## begin Given data

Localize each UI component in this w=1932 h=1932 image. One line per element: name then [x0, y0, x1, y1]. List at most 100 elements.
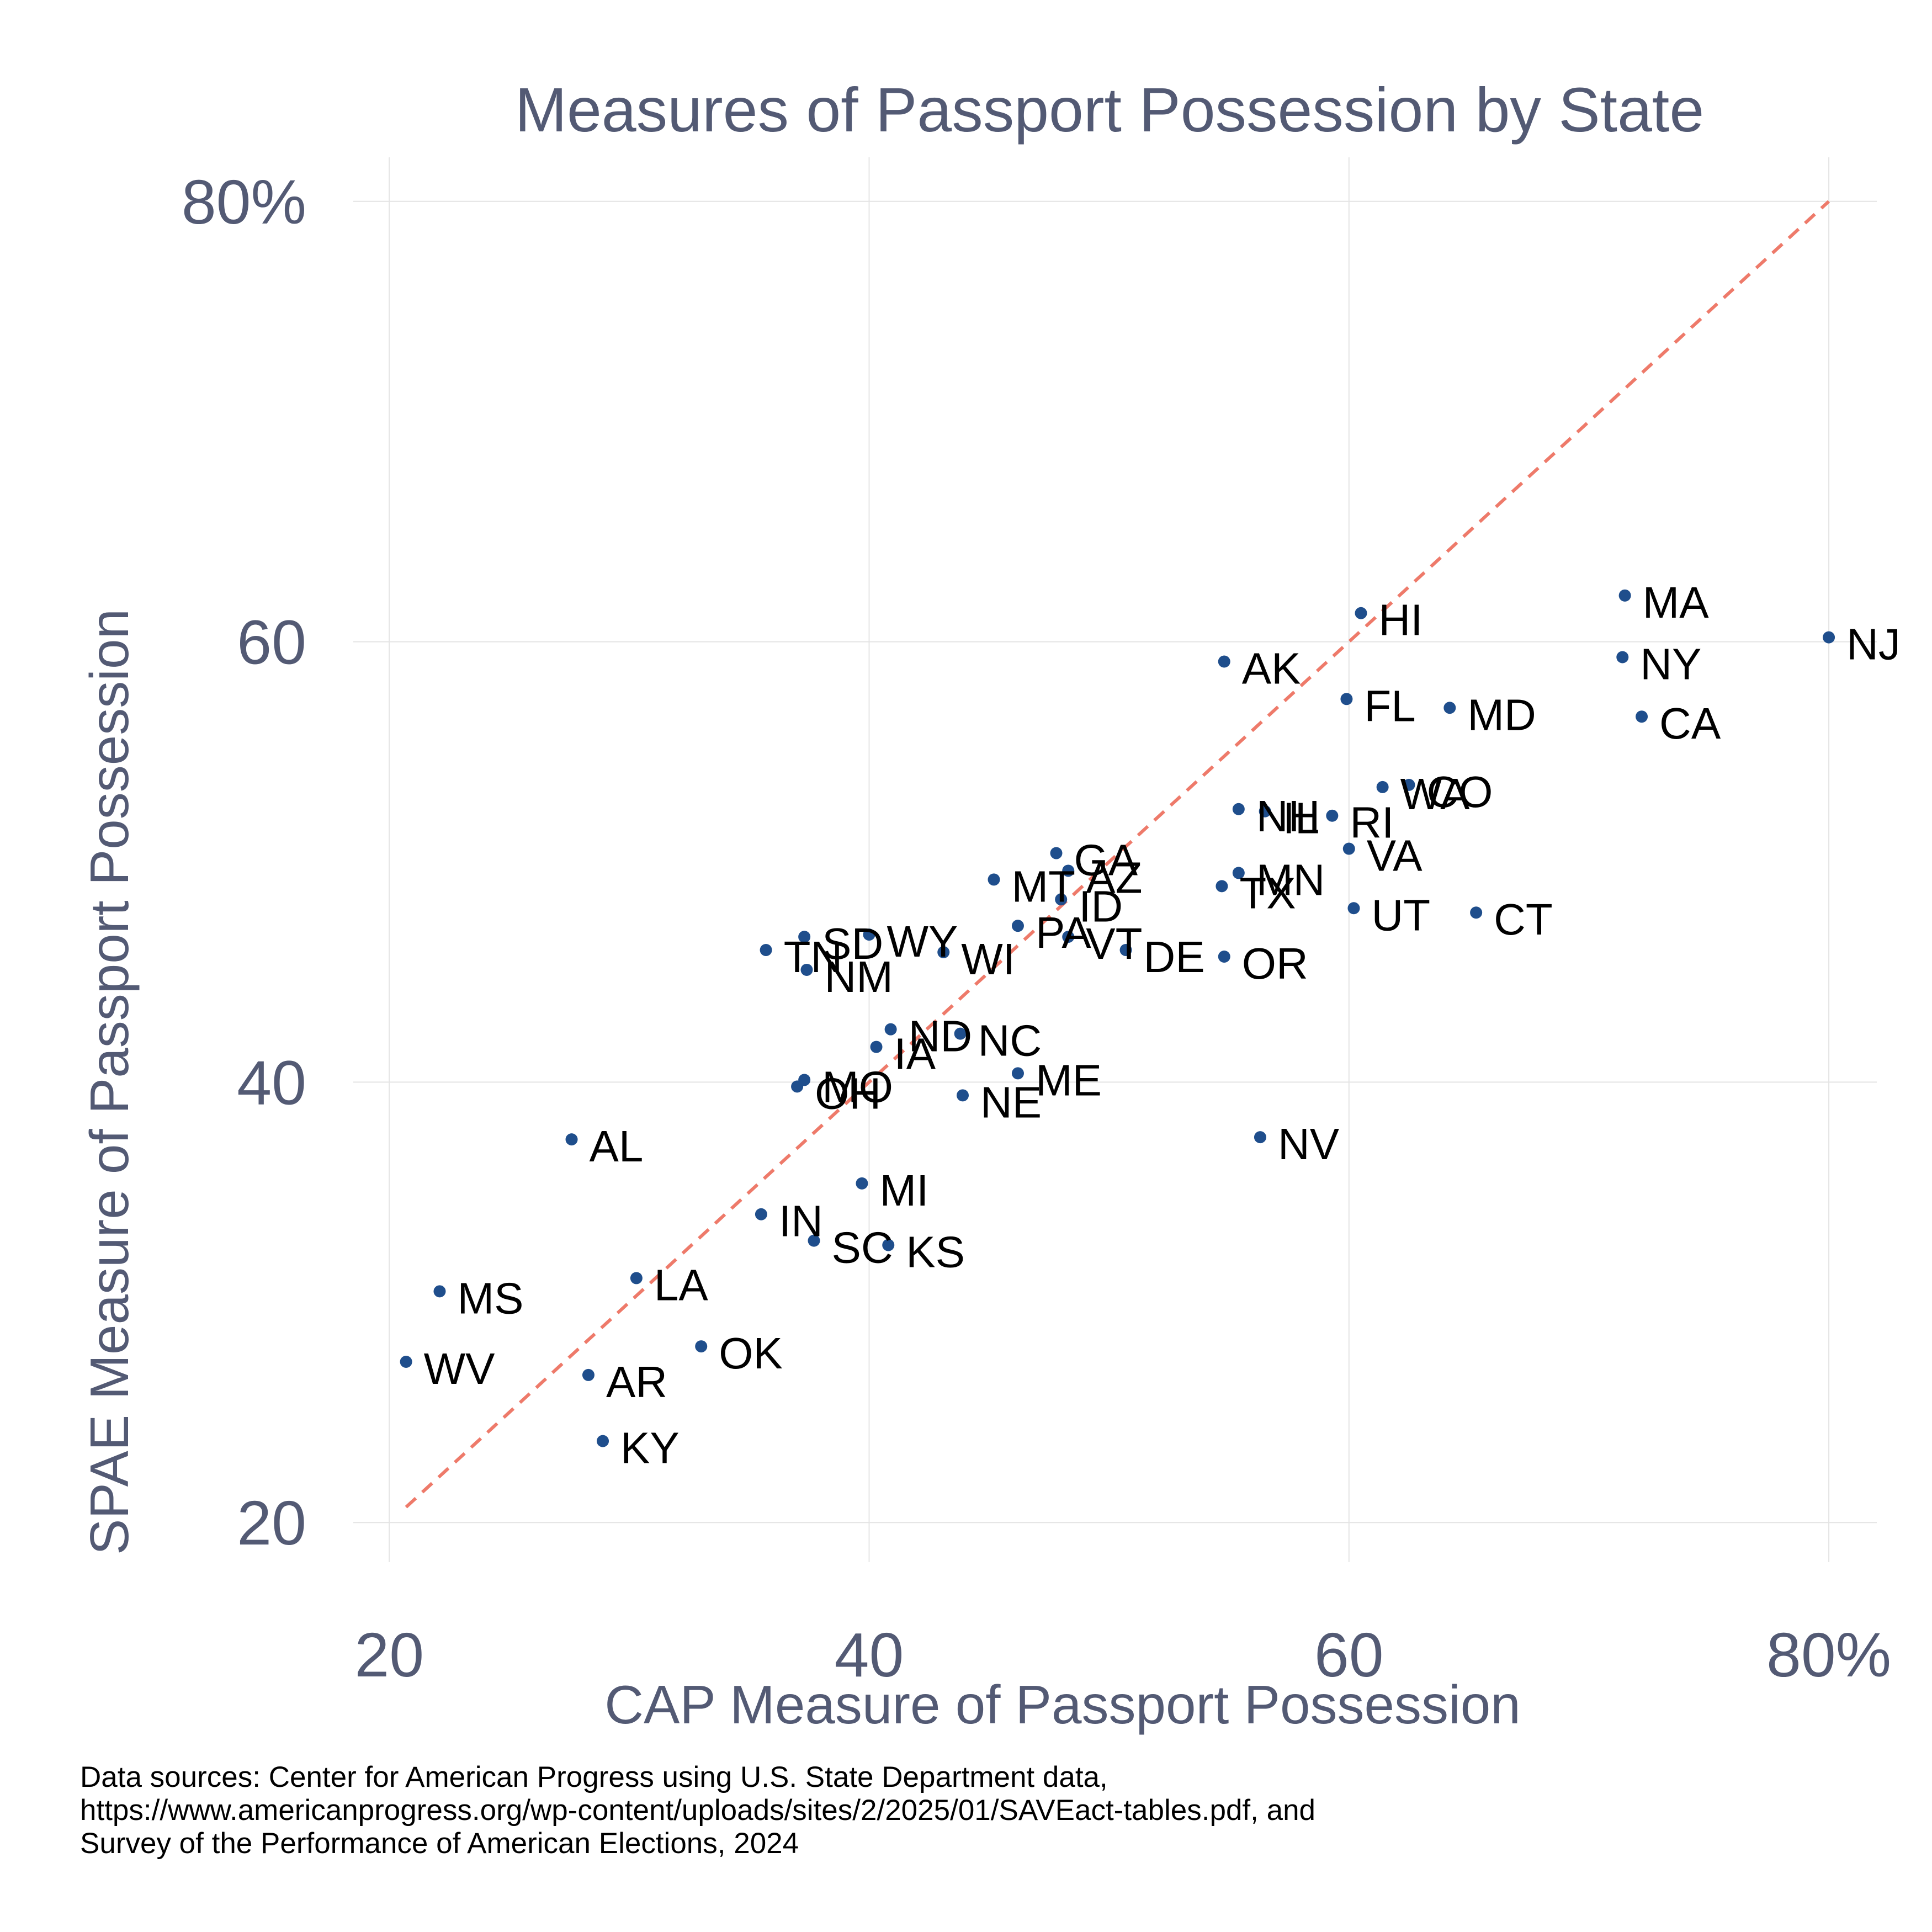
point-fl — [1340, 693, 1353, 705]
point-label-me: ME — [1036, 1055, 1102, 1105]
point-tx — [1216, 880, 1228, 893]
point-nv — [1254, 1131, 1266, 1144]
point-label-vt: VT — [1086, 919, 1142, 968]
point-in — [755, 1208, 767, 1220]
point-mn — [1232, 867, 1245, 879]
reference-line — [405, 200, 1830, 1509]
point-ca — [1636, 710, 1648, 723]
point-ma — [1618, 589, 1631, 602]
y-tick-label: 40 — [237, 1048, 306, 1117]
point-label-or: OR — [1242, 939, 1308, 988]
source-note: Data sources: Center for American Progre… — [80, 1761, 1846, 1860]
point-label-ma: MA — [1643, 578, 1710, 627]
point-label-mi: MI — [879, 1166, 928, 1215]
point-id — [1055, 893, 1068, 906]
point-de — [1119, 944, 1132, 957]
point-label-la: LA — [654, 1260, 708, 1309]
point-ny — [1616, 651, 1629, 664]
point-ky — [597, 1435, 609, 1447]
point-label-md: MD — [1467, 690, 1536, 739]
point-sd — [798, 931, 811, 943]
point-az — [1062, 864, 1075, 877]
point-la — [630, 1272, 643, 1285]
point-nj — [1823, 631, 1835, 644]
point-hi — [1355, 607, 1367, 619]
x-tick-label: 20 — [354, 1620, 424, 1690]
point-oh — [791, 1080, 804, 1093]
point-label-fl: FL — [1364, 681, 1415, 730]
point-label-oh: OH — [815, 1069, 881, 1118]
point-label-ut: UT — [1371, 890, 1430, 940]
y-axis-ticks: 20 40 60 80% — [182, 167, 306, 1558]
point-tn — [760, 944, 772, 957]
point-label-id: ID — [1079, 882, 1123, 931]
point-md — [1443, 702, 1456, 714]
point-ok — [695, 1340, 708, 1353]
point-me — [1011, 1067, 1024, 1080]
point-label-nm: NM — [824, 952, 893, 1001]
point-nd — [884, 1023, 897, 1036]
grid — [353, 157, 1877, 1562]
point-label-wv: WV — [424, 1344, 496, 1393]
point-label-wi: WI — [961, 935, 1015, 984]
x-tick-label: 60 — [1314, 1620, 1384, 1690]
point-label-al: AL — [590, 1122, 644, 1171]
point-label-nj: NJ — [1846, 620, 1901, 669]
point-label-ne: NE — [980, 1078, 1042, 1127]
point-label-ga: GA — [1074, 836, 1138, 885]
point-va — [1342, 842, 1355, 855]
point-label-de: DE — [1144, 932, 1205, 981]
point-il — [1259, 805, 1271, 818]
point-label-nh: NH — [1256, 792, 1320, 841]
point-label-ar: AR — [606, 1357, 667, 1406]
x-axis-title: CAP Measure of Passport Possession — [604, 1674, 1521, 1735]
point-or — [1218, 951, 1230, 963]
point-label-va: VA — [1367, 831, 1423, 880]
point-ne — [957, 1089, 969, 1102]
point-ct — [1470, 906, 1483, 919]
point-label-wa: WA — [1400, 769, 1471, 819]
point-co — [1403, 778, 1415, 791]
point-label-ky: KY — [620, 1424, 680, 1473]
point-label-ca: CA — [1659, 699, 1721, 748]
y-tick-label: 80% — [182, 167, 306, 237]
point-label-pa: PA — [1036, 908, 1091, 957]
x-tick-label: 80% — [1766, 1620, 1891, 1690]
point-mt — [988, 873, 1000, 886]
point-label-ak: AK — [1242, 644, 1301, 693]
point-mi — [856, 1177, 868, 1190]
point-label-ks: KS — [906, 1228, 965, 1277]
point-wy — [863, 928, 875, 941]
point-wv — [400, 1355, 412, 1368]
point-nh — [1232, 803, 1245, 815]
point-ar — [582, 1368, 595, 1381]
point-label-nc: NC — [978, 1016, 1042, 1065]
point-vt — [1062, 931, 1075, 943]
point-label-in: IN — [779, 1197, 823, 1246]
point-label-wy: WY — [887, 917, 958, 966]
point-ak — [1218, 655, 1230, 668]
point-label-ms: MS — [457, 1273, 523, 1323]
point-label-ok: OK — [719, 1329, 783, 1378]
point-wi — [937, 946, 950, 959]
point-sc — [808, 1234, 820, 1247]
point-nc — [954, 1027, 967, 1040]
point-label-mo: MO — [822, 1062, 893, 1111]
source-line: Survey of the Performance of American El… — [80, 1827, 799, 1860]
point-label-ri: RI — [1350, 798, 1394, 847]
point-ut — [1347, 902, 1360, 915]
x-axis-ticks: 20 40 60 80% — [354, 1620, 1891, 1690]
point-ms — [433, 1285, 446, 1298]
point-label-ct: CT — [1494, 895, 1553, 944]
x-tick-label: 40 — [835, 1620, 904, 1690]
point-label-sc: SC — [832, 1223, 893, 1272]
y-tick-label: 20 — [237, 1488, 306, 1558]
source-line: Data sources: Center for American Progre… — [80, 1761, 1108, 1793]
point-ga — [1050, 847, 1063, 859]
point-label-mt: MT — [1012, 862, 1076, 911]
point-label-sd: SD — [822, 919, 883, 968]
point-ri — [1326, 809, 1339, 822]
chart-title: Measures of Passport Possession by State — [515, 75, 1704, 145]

## end Given data

**Task**
Copy the stretch from the line containing "point-fl — [1340, 693, 1353, 705]" through the line containing "point-label-ar: AR — [606, 1357, 667, 1406]", changing "reference-line" to "diagonal-line" and keeping everything else the same.

**Exercise response**
point-fl — [1340, 693, 1353, 705]
point-label-me: ME — [1036, 1055, 1102, 1105]
point-tx — [1216, 880, 1228, 893]
point-nv — [1254, 1131, 1266, 1144]
point-label-vt: VT — [1086, 919, 1142, 968]
point-in — [755, 1208, 767, 1220]
point-mn — [1232, 867, 1245, 879]
diagonal-line — [405, 200, 1830, 1509]
point-ca — [1636, 710, 1648, 723]
point-ma — [1618, 589, 1631, 602]
y-tick-label: 40 — [237, 1048, 306, 1117]
point-label-or: OR — [1242, 939, 1308, 988]
source-note: Data sources: Center for American Progre… — [80, 1761, 1846, 1860]
point-label-ma: MA — [1643, 578, 1710, 627]
point-label-mi: MI — [879, 1166, 928, 1215]
point-id — [1055, 893, 1068, 906]
point-de — [1119, 944, 1132, 957]
point-label-la: LA — [654, 1260, 708, 1309]
point-ny — [1616, 651, 1629, 664]
point-ky — [597, 1435, 609, 1447]
point-label-md: MD — [1467, 690, 1536, 739]
point-sd — [798, 931, 811, 943]
point-az — [1062, 864, 1075, 877]
point-la — [630, 1272, 643, 1285]
point-nj — [1823, 631, 1835, 644]
point-hi — [1355, 607, 1367, 619]
x-tick-label: 20 — [354, 1620, 424, 1690]
point-oh — [791, 1080, 804, 1093]
point-label-fl: FL — [1364, 681, 1415, 730]
point-label-oh: OH — [815, 1069, 881, 1118]
point-label-ut: UT — [1371, 890, 1430, 940]
y-axis-ticks: 20 40 60 80% — [182, 167, 306, 1558]
point-tn — [760, 944, 772, 957]
point-label-id: ID — [1079, 882, 1123, 931]
point-md — [1443, 702, 1456, 714]
point-ok — [695, 1340, 708, 1353]
point-me — [1011, 1067, 1024, 1080]
point-label-nm: NM — [824, 952, 893, 1001]
point-nd — [884, 1023, 897, 1036]
grid — [353, 157, 1877, 1562]
point-label-wv: WV — [424, 1344, 496, 1393]
point-label-wi: WI — [961, 935, 1015, 984]
x-tick-label: 60 — [1314, 1620, 1384, 1690]
point-label-al: AL — [590, 1122, 644, 1171]
point-label-nj: NJ — [1846, 620, 1901, 669]
point-label-ne: NE — [980, 1078, 1042, 1127]
point-label-ga: GA — [1074, 836, 1138, 885]
point-va — [1342, 842, 1355, 855]
point-label-de: DE — [1144, 932, 1205, 981]
point-il — [1259, 805, 1271, 818]
point-label-nh: NH — [1256, 792, 1320, 841]
point-label-ar: AR — [606, 1357, 667, 1406]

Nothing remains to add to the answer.